INSTRUCTION: Keep only the lines where "watermark" appears.

INPUT DATA:

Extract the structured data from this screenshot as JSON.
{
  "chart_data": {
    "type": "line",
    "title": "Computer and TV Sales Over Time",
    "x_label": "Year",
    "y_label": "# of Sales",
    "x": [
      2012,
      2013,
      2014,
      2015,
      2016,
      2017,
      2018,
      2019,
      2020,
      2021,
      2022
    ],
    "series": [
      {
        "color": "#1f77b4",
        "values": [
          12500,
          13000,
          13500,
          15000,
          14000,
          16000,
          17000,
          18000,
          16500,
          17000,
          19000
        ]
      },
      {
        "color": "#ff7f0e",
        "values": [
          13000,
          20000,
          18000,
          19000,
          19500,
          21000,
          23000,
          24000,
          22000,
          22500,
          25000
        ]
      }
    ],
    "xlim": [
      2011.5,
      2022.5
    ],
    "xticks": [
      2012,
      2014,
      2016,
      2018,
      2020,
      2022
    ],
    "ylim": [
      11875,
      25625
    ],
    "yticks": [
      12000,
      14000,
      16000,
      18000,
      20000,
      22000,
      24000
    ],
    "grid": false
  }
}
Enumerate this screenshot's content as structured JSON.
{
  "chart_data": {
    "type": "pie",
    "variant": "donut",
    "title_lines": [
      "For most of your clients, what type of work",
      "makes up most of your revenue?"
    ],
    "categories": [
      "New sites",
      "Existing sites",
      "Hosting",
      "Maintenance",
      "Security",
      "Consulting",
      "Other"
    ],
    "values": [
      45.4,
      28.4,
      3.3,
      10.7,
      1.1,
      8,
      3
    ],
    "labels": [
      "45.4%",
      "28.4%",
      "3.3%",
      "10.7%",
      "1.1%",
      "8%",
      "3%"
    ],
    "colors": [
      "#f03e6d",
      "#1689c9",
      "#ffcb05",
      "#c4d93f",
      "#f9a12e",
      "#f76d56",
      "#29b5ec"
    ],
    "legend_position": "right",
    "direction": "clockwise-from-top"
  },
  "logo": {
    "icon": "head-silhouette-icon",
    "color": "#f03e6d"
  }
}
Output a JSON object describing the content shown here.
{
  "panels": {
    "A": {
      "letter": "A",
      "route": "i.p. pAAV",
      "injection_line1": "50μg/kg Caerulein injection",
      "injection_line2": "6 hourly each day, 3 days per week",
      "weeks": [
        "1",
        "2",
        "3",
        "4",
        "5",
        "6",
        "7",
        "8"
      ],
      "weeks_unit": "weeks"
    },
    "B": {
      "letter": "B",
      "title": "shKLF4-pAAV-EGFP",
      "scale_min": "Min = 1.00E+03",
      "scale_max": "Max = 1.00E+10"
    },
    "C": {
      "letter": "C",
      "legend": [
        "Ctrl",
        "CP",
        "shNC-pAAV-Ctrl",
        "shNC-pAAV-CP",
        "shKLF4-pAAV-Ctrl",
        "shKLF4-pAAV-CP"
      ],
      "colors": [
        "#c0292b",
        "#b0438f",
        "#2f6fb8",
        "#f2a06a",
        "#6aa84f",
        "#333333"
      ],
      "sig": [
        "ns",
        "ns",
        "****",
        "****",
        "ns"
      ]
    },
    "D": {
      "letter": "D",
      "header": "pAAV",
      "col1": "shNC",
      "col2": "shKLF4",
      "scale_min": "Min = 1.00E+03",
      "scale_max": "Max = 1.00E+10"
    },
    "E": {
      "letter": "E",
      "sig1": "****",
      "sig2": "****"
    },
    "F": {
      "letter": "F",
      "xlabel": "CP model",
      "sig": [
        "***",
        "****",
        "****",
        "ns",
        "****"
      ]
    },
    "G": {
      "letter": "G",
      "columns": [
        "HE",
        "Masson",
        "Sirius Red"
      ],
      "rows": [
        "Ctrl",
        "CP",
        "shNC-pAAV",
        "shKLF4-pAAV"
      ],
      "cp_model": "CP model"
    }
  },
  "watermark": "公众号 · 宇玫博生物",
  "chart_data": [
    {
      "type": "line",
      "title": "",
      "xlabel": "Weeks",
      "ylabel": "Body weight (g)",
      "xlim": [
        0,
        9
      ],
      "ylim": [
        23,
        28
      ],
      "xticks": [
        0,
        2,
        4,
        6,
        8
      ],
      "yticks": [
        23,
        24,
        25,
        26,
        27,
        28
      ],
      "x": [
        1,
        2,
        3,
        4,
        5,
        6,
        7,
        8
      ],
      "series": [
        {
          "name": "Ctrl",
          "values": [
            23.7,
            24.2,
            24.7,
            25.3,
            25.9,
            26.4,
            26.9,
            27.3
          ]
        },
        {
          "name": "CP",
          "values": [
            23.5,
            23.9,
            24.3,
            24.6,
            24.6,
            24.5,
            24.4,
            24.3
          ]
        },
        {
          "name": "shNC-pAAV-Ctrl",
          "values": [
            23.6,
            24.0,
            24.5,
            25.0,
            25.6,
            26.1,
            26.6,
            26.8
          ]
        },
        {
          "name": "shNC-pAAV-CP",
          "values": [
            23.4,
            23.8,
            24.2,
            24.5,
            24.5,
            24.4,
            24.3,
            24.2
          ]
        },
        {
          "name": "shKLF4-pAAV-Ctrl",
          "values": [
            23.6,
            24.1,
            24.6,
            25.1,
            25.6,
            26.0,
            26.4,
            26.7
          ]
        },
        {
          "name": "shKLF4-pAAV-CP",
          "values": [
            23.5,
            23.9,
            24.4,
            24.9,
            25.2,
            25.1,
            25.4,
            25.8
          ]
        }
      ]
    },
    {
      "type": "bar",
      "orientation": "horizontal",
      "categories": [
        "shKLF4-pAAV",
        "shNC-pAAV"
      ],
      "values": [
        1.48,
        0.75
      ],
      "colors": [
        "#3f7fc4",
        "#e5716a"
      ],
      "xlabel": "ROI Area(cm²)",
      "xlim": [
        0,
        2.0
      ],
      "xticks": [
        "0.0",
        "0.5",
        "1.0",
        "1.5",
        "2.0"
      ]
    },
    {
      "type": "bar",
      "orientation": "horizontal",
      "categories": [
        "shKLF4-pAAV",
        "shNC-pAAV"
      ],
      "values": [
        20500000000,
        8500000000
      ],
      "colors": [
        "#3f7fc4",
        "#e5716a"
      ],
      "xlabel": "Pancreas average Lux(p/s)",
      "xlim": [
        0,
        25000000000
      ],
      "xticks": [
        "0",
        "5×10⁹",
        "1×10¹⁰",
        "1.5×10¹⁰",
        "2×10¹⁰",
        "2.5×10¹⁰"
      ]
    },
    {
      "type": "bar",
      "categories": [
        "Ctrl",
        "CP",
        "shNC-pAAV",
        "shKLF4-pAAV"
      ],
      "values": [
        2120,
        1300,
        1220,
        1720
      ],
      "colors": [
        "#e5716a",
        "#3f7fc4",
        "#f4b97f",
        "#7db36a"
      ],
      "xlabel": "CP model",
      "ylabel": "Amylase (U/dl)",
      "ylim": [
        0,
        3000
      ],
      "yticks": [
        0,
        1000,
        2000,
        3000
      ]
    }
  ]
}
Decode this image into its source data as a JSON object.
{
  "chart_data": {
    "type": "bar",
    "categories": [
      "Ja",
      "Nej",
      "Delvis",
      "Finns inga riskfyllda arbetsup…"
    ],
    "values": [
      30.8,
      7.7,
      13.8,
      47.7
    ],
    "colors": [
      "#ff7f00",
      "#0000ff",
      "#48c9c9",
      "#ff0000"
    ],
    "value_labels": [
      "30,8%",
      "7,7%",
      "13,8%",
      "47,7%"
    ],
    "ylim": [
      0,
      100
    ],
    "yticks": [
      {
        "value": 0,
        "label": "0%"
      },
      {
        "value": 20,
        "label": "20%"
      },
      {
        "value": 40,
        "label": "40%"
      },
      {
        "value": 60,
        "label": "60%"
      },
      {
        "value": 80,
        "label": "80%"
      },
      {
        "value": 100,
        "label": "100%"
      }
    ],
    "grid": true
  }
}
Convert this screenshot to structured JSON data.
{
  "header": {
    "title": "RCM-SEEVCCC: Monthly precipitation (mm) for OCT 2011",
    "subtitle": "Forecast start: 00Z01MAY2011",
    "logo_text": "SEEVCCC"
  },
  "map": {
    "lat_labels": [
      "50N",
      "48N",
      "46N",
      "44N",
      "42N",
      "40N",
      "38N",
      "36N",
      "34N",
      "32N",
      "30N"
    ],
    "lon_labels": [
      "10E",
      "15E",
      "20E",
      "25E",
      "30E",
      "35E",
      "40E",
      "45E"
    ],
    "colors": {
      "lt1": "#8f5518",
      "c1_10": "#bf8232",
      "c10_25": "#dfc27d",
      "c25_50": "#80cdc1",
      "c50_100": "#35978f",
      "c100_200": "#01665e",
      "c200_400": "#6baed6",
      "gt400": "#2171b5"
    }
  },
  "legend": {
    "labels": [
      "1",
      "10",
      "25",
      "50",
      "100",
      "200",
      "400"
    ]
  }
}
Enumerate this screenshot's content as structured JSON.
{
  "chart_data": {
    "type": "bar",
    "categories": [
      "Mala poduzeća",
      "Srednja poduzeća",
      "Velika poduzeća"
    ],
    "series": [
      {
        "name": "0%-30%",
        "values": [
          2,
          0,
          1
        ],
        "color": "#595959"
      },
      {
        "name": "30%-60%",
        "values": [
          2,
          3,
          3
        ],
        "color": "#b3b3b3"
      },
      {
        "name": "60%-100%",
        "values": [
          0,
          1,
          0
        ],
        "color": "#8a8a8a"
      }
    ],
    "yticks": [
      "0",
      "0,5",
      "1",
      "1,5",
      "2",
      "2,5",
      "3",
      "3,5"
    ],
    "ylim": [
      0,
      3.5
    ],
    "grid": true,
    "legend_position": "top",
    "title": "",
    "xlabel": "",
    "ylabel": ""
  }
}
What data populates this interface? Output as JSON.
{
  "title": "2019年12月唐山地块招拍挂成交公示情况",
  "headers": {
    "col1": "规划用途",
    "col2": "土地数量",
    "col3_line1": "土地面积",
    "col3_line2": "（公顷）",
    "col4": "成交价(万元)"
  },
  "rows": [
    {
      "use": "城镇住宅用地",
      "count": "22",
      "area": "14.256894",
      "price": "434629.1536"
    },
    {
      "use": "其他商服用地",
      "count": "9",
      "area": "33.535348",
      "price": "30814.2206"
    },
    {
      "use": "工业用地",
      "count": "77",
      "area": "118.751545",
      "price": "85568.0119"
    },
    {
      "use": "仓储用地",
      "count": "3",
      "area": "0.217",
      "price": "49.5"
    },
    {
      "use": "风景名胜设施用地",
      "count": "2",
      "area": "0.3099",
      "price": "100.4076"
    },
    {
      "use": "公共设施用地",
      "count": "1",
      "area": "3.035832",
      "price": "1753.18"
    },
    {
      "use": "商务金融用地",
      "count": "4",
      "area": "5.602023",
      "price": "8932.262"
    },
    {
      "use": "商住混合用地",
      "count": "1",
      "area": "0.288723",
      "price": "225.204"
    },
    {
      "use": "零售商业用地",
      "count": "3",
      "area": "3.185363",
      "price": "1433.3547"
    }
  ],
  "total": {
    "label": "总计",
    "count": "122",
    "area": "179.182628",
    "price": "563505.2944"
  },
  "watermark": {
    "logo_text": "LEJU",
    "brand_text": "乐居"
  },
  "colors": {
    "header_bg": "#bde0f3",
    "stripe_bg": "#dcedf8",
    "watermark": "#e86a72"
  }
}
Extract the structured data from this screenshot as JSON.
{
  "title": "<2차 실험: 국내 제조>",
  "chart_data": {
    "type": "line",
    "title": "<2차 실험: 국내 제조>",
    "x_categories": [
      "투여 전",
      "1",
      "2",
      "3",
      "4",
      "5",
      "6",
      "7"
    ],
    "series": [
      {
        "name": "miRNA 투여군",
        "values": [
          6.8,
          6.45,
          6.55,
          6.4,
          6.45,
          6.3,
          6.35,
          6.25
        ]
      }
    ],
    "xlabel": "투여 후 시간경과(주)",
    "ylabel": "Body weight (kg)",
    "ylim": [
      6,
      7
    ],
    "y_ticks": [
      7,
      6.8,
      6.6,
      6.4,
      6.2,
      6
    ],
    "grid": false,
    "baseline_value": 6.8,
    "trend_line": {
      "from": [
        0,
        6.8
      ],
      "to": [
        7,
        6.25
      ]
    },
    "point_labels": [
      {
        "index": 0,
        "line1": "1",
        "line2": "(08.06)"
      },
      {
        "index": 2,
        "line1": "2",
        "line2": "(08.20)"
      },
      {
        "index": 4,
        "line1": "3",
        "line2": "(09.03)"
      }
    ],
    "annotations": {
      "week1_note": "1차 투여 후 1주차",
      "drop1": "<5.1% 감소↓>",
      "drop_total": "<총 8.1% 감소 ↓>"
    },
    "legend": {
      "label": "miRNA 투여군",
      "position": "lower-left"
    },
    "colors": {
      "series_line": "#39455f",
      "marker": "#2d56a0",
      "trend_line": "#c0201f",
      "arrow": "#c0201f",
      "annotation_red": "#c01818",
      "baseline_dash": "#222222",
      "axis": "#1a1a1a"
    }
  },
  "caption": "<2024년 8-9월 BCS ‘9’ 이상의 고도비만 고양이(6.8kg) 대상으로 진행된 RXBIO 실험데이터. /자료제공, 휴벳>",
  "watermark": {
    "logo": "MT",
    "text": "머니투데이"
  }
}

CORRECT ANSWER:
  "watermark": "公众号 · 宇玫博生物",
  "watermark": {
    "watermark": "#e86a72"
  "watermark": {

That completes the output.